__Goal of the exercise__
Lines that contain the string "kann" are to be copied; leave out all others.

__Extracted entries__

============================================================

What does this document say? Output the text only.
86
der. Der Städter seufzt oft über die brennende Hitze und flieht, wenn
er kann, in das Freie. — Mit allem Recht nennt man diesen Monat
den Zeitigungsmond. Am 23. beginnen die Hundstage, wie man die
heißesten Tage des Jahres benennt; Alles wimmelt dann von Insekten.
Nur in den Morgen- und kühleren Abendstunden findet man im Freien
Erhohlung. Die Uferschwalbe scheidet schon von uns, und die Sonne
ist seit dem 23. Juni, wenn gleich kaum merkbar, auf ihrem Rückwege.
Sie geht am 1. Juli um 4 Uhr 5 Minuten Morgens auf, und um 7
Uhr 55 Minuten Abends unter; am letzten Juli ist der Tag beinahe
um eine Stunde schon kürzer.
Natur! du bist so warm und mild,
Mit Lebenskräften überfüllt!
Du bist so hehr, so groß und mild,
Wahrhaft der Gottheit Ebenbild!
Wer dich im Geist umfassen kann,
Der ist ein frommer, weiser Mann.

============================================================

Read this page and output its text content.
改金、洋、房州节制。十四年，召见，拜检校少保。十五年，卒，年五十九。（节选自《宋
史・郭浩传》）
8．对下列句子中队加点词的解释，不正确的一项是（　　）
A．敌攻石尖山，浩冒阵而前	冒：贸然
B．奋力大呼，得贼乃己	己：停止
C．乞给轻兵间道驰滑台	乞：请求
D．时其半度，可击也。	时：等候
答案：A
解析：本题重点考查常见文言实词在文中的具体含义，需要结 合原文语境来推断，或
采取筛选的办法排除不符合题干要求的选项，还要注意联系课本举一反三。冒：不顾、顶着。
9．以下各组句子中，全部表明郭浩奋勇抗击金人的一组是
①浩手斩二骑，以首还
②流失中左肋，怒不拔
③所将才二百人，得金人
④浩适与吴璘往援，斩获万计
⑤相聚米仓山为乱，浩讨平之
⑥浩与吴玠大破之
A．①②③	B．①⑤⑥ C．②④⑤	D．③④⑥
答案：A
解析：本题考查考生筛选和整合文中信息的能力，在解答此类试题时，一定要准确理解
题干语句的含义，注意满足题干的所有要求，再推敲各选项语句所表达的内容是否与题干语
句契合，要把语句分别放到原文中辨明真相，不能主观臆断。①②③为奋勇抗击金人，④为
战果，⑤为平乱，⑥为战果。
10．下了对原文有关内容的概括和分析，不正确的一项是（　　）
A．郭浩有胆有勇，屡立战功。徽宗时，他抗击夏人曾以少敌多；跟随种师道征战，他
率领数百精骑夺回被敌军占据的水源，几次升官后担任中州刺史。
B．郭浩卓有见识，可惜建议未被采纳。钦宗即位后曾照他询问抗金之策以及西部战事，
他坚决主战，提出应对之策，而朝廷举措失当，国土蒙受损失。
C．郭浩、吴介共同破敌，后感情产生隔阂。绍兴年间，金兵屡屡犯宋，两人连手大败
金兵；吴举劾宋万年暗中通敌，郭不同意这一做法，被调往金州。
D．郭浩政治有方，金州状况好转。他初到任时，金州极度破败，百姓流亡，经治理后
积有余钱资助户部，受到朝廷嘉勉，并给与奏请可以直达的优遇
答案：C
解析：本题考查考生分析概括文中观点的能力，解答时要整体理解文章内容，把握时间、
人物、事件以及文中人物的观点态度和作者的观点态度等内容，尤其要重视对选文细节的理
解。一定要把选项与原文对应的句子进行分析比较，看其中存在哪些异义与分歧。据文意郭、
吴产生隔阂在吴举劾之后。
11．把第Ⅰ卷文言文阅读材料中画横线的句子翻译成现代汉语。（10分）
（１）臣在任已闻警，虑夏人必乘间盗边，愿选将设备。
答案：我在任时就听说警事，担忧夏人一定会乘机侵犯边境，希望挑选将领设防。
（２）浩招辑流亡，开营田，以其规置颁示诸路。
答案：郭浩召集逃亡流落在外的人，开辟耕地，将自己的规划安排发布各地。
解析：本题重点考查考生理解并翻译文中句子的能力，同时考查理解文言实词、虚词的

============================================================

__Answer to the problem__
er kann, in das Freie. — Mit allem Recht nennt man diesen Monat
Wer dich im Geist umfassen kann,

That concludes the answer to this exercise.